BEGIN Text

Metabolic complications of obesity and overweight, such as type 2 diabetes, are an important challenge to public health. Teams led by Nicolas Venteclef, Inserm Research Fellow (Cordeliers Research Centre, Inserm/Pierre and Marie Curie University Joint Research Unit 1138, Paris, France) and Irina Udalova (Kennedy Institute of Rheumatology, University of Oxford, UK) in collaboration with several teams, have succeeded in elucidating part of the mechanisms involved in the development of these metabolic complications associated with obesity. Results of these studies are published online in the journal Nature Medicine.
Currently, over one and a half billion people worldwide suffer from overweight or obesity. We have known for about a decade that a chronic state of inflammation is present in obese patients. This state might play a fundamental role in the development of associated metabolic diseases. This inflammation results from abnormal activity of the immune system observed both systemically (bloodstream) and locally (in metabolic organs such as the liver, muscles, pancreas and especially the adipose tissue).
Following excessive weight gain, the adipose tissue develops in an abnormal manner in the intra-abdominal region (android obesity), and becomes an important source of pro-inflammatory mediators, the "chemical messengers" that activate inflammation, with harmful metabolic consequences. This phenomenon is particularly provoked by the accumulation of pro-inflammatory macrophages in this tissue. Paradoxically, some obese subjects do not develop metabolic alterations. Indeed, when adipose tissue expansion occurs in the more superficial deposits, such as the subcutaneous adipose tissue (gynoid obesity), the risk of developing metabolic complications is reduced.
In an earlier study (Dalmas et al. Diabetes 2014), the team led by Karine Clément (Guerre-Millo and coll., UMR_S 1166, Paris, France), in collaboration with Nicolas Venteclef, had observed the importance of inflammatory and prodiabetogenic cross-talk between macrophages and lymphocytes in the visceral adipose tissue of obese patients. By characterising these macrophages, they were able to identify transcription factor IRF5 (Interferon Regulatory Factor 5) as the orchestral conductor of macrophage activation in adipose tissue in obesity.

END Text
BEGIN The data

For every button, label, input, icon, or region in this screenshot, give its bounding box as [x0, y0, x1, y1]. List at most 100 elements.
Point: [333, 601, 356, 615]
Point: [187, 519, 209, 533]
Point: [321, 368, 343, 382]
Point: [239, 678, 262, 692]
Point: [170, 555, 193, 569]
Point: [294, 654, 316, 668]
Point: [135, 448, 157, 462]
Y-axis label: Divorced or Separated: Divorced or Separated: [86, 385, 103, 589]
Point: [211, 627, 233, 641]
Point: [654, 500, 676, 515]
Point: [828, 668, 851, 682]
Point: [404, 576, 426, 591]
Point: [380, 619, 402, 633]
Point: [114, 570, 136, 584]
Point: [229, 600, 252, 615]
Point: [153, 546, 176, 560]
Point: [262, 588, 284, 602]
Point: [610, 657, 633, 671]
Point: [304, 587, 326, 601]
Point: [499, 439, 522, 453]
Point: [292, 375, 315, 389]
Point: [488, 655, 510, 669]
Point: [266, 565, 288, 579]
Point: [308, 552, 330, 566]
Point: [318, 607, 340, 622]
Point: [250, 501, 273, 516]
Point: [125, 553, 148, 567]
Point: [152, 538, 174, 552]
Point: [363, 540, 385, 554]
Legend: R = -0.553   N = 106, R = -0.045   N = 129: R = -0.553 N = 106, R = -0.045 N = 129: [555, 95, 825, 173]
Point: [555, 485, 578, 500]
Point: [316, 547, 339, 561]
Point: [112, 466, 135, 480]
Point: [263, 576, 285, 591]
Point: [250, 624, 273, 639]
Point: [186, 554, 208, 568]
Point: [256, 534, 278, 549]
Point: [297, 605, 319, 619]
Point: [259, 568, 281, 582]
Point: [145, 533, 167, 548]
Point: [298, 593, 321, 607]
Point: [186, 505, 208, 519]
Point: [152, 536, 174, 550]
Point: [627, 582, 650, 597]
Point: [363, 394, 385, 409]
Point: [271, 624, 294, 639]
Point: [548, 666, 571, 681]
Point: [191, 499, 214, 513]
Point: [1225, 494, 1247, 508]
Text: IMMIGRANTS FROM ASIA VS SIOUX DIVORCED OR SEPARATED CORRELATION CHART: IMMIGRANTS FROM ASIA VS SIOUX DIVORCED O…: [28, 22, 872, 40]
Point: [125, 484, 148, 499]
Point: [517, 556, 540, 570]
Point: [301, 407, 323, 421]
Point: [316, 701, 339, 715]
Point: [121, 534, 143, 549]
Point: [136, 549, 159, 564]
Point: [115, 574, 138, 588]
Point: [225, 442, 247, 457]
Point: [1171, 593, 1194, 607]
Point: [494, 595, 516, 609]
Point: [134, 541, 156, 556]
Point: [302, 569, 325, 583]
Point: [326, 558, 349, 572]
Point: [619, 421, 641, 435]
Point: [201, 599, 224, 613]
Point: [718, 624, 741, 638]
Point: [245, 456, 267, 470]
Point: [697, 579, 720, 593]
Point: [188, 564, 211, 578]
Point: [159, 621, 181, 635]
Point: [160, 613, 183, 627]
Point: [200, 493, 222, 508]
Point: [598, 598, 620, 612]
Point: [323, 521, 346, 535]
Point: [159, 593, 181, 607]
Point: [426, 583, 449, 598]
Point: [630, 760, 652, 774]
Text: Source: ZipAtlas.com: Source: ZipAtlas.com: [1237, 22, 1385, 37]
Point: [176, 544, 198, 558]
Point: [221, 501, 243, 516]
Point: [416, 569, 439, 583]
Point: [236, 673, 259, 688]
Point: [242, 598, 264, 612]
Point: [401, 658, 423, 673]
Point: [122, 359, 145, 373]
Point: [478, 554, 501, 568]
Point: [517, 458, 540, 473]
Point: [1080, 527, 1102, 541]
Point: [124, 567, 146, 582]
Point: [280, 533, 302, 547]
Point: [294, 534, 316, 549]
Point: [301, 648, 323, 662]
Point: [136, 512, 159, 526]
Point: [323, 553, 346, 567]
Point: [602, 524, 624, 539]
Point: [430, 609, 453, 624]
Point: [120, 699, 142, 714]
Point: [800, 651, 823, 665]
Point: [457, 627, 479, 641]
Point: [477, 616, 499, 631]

END The data

- Things to do:
[1] In the text on obesity and its metabolic complications, which transcription factor was identified as the orchestral conductor of macrophage activation in adipose tissue in obesity?
[2] Extend the text on obesity and its metabolic complications, picking up right after its last sentence.

- Answers provided:
[1] IRF5 (Interferon Regulatory Factor 5).

[2]
In order to demonstrate the importance of IRF5 in obesity and type 2 diabetes, the authors generated mice lacking this factor, and then subjected them to a high-fat diet that usually induces obesity and type 2 diabetes. Surprisingly, mice deficient in IRF5 did develop obesity, but without metabolic complications, in contrast to wild-type mice expressing IRF5. This beneficial adaptation by IRF5-deficient mice can be explained by preferential storage of fat in the subcutaneous (protective) and not the intra-abdominal (harmful) region. Decoding of molecular and cellular mechanisms made it possible to show a substantial reprogramming of inflammation in the visceral adipose tissue when IRF5 is absent, which helps to limit its expansion. Indeed, in the absence of IRF5, obesity induces an immune response characterised by the presence of anti-inflammatory macrophages and reduced immune response activation. This modification induces tissue remodelling that limits the expansion of intra-abdominal adipose tissue. This allows the redistribution of lipids in the intra-abdominal cavity to the subcutaneous deposits, a less harmful form of storage for the body.
Data obtained with mice were confirmed in overweight, obese or massively obese patients, by showing significant correlation between IRF5 expression in the visceral adipose tissue and metabolic dysfunctions associated with obesity.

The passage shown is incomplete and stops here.